> [Exercise] Gather all lines from the material that contain "システム".

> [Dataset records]
>>

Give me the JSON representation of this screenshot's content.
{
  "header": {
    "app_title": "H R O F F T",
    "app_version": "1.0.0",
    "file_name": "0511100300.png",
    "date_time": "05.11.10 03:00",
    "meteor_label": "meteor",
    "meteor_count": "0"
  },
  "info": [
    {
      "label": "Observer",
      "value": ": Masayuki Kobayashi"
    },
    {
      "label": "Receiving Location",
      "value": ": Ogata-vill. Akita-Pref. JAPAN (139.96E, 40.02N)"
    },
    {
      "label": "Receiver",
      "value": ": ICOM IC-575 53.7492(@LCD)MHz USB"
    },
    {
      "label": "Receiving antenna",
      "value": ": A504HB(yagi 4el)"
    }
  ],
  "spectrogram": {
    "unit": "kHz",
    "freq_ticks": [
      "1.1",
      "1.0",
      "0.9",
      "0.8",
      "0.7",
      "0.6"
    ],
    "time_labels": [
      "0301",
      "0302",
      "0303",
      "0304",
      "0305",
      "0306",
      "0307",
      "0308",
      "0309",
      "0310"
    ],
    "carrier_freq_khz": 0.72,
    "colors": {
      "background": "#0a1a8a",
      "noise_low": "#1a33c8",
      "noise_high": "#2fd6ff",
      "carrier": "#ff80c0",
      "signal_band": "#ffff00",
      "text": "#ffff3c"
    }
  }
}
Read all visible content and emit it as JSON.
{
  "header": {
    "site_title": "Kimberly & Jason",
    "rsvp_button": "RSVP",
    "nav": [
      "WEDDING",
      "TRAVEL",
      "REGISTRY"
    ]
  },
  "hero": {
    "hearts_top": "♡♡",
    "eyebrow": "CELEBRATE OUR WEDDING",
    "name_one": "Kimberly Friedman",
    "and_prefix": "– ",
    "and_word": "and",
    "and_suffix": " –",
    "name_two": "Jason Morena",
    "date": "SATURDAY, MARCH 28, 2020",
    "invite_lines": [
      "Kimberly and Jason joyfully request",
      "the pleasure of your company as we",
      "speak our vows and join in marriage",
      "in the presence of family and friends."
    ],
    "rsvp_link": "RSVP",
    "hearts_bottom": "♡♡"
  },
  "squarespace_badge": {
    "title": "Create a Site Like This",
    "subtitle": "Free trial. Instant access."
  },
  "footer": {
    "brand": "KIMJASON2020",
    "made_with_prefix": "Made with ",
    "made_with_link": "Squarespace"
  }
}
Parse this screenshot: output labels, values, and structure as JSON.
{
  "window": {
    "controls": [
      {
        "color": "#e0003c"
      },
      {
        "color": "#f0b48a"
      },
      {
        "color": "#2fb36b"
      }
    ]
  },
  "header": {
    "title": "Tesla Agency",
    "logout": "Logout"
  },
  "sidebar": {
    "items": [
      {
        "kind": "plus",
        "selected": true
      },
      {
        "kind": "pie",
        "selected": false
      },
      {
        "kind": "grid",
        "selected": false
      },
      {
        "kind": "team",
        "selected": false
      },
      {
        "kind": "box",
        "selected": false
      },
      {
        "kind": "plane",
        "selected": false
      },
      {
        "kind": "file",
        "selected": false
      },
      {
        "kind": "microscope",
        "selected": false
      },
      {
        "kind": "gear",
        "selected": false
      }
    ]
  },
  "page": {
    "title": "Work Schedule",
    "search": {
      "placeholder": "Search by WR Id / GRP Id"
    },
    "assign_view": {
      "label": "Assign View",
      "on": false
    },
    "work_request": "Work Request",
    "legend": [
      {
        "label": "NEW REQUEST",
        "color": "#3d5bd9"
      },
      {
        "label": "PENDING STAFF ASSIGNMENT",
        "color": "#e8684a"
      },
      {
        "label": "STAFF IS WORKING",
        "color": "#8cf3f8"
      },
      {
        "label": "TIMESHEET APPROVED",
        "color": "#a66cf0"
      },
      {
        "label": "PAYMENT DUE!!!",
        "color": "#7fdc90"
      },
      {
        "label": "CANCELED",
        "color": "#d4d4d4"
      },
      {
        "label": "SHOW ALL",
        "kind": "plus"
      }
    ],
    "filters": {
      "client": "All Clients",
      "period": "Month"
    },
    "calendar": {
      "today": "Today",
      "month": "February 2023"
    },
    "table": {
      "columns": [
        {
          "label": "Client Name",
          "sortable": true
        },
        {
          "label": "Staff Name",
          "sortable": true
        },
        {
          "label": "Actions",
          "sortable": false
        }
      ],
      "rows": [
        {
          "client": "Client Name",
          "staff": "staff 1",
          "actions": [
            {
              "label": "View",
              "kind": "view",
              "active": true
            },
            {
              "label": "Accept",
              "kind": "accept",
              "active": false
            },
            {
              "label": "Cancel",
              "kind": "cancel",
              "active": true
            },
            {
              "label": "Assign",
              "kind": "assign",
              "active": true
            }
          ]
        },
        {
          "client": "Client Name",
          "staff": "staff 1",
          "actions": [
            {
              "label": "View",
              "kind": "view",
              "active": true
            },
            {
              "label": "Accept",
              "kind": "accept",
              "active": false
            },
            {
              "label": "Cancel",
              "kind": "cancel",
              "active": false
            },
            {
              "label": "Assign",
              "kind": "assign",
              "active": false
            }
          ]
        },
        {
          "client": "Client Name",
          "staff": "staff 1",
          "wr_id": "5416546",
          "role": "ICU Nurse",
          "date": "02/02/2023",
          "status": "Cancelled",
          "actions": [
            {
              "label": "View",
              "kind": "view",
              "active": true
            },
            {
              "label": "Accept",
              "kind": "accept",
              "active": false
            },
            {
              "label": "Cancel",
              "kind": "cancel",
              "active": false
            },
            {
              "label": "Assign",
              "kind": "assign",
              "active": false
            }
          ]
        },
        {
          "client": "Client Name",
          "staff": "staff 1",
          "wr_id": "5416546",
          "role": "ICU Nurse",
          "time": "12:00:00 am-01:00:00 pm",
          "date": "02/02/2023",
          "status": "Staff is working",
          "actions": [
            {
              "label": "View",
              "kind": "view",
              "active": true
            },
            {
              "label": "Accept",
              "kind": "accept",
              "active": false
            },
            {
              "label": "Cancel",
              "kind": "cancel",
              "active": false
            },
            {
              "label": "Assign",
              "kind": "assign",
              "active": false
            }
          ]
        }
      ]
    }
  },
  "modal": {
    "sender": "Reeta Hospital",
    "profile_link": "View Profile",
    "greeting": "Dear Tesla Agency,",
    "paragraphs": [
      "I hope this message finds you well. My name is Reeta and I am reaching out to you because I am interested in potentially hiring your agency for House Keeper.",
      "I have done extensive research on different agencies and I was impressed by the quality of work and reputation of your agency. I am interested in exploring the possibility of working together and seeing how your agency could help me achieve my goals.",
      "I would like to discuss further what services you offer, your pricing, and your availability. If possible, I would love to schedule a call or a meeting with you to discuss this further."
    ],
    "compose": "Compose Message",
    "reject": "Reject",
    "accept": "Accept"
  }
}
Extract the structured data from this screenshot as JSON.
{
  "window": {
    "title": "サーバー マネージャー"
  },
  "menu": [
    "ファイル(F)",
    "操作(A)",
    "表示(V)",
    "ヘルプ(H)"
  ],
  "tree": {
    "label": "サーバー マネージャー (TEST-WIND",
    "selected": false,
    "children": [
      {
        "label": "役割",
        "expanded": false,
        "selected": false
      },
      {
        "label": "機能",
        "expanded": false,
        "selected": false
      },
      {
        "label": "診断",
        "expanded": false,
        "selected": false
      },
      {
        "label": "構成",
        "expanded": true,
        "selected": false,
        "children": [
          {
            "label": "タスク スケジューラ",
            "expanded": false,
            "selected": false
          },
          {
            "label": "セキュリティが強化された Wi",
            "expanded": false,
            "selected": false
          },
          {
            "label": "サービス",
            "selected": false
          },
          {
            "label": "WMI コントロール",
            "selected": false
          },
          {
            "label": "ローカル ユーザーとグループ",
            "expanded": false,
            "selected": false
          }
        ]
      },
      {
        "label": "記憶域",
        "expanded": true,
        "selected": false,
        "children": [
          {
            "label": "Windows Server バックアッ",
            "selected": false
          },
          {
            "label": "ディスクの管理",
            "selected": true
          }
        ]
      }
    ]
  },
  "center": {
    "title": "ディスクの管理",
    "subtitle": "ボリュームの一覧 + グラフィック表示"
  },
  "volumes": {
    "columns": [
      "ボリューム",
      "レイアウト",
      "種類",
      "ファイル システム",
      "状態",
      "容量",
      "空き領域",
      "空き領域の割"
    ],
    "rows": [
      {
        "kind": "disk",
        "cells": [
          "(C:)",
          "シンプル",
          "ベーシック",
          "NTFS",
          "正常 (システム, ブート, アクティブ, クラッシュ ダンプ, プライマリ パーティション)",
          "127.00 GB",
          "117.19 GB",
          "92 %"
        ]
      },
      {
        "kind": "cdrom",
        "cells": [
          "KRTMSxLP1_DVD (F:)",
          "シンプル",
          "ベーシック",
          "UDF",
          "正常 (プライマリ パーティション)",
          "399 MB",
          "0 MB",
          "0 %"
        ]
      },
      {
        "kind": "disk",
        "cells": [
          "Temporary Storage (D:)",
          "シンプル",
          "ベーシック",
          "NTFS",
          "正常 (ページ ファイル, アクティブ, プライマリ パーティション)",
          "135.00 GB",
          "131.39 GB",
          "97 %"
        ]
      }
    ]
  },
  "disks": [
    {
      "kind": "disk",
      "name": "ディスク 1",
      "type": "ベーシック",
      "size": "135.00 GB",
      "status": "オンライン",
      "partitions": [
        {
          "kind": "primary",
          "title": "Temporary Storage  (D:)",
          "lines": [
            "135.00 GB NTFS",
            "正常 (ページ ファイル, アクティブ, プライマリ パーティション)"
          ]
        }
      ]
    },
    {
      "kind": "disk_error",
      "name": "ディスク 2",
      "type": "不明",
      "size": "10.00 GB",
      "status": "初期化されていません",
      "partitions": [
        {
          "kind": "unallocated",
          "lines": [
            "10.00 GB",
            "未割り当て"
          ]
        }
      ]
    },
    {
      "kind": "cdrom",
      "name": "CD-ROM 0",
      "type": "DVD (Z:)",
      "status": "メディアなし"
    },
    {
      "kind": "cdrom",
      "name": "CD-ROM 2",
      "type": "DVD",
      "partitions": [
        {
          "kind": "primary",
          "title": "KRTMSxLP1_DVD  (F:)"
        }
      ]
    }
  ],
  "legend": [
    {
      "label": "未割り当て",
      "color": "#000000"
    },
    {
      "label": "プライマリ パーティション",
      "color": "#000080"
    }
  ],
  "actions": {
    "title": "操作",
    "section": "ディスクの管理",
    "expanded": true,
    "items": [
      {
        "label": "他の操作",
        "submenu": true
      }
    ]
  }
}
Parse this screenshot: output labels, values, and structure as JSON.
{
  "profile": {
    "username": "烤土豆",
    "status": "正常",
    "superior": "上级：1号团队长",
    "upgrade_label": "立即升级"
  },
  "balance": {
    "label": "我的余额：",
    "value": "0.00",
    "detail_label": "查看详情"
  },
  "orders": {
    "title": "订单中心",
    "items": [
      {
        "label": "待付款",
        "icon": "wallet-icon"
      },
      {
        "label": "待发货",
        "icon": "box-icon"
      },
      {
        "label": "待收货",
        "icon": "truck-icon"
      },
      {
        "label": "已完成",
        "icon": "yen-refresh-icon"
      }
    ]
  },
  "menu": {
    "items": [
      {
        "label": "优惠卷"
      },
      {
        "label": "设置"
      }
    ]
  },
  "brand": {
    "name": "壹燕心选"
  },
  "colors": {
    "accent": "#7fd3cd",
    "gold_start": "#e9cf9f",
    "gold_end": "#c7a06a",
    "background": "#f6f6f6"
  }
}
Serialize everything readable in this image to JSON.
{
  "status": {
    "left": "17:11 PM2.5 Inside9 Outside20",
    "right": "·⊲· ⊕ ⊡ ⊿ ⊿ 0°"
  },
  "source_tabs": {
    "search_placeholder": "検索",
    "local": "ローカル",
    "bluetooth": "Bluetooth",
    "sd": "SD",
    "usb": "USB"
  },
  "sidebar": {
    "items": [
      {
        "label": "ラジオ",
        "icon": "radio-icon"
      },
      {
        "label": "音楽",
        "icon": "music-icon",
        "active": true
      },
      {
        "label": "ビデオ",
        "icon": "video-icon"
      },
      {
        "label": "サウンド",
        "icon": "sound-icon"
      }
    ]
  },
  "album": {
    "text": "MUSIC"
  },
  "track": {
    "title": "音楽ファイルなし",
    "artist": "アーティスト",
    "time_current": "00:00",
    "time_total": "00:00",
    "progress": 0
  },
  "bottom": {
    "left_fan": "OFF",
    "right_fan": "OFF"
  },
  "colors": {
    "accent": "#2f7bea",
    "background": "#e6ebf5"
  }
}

<<

> [Task answer]
      "ファイル システム",
          "正常 (システム, ブート, アクティブ, クラッシュ ダンプ, プライマリ パーティション)",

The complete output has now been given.